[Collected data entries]
--- begin ---

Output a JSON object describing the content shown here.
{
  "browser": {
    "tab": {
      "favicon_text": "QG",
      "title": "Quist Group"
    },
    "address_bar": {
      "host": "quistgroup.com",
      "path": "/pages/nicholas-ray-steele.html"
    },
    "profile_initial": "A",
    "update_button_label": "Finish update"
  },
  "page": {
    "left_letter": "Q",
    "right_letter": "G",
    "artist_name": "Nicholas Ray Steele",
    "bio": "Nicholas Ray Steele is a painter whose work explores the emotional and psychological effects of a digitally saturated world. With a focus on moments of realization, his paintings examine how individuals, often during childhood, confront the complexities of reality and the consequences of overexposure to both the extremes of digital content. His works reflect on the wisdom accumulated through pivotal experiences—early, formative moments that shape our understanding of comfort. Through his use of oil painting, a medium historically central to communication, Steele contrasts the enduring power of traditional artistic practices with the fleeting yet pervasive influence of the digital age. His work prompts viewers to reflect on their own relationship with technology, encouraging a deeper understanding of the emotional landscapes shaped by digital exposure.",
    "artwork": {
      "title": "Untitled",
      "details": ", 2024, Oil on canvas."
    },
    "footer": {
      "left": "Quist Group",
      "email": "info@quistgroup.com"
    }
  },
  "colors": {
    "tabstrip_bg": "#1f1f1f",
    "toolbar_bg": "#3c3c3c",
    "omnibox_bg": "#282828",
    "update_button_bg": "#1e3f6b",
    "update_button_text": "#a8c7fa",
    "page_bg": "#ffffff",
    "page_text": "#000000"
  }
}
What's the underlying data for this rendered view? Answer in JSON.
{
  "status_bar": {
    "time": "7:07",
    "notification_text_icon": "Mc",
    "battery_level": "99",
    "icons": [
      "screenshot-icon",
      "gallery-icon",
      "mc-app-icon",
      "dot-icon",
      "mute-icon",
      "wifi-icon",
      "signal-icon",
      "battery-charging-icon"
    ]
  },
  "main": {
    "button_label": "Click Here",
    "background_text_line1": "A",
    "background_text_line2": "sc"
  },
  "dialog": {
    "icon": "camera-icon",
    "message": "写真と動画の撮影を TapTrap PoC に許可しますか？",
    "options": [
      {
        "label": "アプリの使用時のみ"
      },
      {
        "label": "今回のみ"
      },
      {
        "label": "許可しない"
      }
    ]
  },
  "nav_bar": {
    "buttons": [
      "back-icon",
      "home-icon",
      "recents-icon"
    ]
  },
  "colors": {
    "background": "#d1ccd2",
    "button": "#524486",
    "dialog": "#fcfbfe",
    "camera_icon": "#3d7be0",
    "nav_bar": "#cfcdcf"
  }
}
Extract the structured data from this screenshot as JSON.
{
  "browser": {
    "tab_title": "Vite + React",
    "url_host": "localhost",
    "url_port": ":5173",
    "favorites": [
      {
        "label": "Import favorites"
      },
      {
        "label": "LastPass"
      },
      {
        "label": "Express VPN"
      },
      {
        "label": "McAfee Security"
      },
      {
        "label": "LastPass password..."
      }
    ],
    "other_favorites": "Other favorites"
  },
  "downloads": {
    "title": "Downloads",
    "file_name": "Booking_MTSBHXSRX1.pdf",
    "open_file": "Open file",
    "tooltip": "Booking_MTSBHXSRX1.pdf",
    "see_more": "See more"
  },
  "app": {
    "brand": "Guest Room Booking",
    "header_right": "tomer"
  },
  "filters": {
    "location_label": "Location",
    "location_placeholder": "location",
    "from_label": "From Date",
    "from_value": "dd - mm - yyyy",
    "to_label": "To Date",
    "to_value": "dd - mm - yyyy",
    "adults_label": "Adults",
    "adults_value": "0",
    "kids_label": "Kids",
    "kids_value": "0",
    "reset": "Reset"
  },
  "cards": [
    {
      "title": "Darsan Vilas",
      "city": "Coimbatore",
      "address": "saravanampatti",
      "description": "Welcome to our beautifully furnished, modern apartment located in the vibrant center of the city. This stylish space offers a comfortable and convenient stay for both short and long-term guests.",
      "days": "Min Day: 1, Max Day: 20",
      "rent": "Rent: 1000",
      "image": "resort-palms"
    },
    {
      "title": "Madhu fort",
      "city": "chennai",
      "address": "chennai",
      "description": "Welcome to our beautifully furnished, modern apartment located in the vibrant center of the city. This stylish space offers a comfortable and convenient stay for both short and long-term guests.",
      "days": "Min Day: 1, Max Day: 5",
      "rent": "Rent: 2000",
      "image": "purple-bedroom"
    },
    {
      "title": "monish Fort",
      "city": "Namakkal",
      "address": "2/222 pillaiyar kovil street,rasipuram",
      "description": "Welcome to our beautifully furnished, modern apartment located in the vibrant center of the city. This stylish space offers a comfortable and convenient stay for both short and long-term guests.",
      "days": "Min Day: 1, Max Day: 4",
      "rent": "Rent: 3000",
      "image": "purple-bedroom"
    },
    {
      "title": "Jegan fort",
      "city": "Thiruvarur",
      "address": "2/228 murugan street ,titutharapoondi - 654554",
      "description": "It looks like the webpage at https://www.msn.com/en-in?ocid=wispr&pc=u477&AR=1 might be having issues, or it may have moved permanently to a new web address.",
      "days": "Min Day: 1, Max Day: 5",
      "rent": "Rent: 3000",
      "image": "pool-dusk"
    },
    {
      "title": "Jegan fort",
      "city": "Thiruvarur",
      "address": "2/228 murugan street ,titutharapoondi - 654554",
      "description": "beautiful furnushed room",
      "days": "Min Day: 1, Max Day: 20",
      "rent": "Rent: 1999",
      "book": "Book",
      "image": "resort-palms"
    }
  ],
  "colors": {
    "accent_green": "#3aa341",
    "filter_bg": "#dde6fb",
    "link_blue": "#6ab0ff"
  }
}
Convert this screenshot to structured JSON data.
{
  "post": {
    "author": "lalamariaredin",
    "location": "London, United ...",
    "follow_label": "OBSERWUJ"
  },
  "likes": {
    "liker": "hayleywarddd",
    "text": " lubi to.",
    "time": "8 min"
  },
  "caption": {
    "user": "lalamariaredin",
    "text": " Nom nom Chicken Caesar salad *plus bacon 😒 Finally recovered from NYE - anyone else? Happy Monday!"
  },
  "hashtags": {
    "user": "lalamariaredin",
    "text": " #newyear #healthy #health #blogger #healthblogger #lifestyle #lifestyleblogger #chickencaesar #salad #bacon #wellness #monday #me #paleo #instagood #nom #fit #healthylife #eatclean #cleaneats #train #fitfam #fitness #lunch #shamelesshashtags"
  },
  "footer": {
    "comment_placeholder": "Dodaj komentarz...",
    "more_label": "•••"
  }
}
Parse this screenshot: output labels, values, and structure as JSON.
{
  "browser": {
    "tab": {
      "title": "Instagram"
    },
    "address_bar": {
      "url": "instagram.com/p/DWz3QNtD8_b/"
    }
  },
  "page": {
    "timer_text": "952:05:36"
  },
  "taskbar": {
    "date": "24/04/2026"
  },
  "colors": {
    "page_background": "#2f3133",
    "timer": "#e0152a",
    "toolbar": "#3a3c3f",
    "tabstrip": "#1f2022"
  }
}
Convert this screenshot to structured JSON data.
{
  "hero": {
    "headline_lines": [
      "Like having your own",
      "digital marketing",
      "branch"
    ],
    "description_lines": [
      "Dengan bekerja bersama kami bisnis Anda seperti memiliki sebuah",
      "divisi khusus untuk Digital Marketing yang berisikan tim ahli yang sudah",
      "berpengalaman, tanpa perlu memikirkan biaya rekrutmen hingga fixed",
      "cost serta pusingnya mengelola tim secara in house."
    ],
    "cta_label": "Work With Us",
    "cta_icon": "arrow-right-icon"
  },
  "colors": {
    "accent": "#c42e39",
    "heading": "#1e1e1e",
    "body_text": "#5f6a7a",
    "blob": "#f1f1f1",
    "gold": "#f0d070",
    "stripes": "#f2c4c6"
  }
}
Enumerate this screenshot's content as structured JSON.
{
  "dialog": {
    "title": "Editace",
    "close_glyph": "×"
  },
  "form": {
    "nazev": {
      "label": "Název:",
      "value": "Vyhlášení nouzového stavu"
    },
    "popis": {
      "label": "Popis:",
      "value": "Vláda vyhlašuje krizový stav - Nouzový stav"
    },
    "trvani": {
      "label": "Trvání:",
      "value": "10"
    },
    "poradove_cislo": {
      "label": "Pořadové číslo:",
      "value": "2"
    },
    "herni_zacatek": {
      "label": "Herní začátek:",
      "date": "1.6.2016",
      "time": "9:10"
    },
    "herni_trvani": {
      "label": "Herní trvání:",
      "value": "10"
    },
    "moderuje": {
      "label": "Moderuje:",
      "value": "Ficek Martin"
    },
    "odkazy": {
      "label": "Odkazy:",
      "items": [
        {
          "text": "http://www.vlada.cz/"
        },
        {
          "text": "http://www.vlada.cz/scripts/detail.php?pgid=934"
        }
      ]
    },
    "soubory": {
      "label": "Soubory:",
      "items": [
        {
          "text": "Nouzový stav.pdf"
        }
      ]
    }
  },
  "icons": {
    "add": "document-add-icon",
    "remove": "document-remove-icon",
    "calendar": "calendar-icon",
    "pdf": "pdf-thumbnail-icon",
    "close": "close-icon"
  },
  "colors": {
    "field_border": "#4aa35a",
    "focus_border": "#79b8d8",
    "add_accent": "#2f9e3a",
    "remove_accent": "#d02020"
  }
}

--- end ---

[AIM OF THE TASK] Each line that holds the word "yyyy" is to be copied.

[REPLY TO THE EXERCISE]
    "from_value": "dd - mm - yyyy",
    "to_value": "dd - mm - yyyy",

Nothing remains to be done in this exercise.